### RECORDS ###

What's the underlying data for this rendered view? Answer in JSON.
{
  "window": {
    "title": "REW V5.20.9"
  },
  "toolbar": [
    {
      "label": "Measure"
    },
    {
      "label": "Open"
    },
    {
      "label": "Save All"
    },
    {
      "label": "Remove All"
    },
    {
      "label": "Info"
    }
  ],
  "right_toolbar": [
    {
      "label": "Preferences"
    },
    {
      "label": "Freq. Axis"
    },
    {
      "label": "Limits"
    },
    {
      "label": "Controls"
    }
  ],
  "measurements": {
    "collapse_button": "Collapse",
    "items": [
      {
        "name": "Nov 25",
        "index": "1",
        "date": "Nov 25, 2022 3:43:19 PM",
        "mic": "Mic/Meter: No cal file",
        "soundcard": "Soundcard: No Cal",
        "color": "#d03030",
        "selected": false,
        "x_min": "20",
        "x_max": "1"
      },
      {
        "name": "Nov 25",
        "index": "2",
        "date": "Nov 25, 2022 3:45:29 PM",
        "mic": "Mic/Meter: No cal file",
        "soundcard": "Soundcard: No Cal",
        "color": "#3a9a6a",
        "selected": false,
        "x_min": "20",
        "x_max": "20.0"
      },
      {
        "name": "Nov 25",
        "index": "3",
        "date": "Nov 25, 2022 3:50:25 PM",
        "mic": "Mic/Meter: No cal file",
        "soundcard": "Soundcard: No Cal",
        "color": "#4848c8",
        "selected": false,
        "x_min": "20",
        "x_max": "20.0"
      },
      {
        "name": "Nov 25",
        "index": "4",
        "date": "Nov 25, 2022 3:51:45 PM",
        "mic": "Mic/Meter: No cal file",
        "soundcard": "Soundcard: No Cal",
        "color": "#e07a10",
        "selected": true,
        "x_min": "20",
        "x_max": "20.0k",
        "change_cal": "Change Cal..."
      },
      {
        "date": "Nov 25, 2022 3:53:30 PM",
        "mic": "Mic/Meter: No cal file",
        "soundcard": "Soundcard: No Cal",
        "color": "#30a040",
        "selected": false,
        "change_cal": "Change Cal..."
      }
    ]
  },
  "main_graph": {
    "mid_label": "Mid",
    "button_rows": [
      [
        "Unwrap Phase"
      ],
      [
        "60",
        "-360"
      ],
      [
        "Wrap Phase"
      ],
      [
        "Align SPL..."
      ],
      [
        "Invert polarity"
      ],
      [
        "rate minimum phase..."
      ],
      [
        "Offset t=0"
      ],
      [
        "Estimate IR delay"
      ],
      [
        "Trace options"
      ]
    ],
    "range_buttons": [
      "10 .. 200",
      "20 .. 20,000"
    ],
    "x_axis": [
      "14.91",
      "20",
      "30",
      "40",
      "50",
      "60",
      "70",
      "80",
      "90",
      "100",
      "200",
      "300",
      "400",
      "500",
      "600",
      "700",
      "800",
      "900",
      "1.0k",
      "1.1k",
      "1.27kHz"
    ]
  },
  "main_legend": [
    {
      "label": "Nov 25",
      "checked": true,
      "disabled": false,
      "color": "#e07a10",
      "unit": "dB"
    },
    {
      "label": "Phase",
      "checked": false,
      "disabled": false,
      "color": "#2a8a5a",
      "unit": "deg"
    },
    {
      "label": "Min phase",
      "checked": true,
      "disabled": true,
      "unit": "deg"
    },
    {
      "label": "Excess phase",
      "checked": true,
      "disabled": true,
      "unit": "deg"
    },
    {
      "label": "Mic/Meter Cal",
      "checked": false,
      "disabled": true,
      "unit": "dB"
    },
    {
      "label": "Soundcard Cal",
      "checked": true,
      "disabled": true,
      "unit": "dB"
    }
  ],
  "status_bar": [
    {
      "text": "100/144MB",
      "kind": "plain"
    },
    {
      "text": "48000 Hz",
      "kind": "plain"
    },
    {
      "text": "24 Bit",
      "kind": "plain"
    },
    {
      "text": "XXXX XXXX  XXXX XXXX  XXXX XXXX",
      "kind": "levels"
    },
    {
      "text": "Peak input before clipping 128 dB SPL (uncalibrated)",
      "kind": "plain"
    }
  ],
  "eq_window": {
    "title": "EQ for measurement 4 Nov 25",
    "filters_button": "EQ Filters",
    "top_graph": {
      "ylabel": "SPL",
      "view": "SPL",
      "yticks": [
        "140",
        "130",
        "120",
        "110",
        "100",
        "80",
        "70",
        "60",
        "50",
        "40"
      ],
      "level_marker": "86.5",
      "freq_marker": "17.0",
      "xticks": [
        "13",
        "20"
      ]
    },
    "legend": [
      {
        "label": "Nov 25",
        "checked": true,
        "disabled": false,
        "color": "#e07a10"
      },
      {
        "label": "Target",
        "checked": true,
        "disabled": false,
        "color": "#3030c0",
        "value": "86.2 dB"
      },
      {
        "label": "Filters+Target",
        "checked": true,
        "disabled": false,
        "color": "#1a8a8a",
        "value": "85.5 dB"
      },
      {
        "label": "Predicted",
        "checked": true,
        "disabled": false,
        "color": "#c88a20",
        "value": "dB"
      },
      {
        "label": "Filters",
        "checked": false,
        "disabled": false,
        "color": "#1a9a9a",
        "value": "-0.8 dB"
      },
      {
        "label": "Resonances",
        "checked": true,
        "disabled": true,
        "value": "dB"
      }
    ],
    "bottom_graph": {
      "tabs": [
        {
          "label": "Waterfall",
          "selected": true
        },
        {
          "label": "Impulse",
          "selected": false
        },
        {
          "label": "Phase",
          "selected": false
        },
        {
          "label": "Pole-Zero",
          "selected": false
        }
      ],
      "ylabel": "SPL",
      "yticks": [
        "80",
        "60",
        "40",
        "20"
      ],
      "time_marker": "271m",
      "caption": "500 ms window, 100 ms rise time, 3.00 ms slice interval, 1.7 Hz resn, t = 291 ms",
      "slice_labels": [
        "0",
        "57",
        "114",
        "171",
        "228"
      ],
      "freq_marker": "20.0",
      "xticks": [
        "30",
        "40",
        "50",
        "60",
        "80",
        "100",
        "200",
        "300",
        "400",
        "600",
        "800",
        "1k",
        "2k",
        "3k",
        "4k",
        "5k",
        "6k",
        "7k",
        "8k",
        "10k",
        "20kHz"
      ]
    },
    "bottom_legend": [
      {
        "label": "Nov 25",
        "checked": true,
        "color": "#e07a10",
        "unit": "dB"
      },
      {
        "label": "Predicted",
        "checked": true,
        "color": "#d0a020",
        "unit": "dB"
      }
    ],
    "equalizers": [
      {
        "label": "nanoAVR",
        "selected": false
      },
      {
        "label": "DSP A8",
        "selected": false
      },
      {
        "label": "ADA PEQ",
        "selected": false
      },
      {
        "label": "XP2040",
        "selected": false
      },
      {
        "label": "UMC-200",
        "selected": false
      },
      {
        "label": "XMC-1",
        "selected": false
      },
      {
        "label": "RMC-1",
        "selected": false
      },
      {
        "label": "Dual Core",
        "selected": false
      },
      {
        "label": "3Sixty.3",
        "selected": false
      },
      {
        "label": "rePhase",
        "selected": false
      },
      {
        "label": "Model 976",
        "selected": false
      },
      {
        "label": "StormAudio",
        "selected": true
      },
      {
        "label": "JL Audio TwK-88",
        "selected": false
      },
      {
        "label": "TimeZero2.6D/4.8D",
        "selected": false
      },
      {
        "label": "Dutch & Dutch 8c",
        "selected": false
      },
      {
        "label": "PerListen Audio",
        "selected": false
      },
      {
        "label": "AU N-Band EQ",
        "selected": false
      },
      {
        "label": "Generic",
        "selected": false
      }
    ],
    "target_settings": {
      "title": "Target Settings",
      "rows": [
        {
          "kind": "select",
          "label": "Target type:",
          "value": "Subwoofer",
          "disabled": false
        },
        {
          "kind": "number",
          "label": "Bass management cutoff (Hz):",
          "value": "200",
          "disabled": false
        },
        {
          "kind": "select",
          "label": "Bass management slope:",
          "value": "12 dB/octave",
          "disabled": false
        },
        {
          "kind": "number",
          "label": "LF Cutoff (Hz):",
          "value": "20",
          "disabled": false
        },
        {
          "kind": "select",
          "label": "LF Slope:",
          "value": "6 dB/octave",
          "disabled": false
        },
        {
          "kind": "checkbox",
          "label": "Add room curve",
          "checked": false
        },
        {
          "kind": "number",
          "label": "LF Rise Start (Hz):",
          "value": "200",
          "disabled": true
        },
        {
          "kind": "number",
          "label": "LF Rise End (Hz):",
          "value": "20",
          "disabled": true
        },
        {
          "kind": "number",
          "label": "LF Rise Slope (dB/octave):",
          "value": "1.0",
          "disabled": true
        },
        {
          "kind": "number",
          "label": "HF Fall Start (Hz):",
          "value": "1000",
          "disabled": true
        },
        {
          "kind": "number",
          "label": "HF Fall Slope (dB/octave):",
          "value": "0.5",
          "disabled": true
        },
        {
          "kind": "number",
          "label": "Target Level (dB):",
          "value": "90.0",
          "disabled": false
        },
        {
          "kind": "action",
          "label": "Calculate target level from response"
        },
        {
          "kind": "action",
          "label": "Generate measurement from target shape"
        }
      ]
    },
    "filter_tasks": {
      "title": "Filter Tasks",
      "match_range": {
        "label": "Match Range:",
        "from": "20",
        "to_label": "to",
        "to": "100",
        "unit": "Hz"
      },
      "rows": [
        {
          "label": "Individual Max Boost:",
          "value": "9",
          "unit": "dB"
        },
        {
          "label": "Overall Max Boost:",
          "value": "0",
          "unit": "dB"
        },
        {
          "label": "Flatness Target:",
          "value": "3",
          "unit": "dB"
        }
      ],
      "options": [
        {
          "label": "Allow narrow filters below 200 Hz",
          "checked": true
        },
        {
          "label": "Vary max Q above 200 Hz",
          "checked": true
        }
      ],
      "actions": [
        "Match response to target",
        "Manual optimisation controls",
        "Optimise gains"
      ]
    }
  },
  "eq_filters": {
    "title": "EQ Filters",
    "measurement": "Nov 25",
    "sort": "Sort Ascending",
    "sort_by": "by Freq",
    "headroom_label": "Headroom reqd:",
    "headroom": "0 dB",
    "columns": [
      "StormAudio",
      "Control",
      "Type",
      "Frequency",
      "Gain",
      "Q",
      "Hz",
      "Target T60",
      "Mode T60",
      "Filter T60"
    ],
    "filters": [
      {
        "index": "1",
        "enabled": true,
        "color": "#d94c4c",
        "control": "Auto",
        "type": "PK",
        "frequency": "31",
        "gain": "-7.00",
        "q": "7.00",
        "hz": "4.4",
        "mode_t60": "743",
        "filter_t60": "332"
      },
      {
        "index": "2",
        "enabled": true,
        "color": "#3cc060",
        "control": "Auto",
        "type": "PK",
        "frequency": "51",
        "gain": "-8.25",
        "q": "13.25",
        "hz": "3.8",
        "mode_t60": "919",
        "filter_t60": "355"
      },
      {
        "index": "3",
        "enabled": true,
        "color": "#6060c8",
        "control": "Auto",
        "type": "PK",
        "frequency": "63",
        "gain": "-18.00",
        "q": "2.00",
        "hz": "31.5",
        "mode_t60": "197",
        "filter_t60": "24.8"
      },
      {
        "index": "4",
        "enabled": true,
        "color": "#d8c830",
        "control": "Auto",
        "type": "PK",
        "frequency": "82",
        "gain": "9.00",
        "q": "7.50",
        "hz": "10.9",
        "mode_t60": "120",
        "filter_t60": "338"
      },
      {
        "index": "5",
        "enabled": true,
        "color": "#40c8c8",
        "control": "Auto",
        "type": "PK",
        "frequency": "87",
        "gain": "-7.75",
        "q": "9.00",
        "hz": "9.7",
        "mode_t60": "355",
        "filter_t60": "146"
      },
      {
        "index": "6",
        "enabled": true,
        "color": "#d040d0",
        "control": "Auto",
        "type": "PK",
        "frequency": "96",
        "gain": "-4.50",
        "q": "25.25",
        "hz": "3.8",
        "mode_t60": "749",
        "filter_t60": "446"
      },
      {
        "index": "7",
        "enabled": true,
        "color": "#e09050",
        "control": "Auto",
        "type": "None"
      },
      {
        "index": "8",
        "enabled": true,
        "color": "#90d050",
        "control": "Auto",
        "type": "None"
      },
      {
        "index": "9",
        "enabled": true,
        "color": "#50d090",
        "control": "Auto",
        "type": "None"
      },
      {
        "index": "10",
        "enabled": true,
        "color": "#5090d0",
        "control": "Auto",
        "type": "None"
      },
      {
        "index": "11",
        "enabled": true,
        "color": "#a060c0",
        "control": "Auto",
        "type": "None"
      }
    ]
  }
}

###

• [GIVEN EXERCISE] Copy each line of the listing that holds the word "title".

• [CORRECT OUTPUT]
    "title": "REW V5.20.9"
    "title": "EQ for measurement 4 Nov 25",
      "title": "Target Settings",
      "title": "Filter Tasks",
    "title": "EQ Filters",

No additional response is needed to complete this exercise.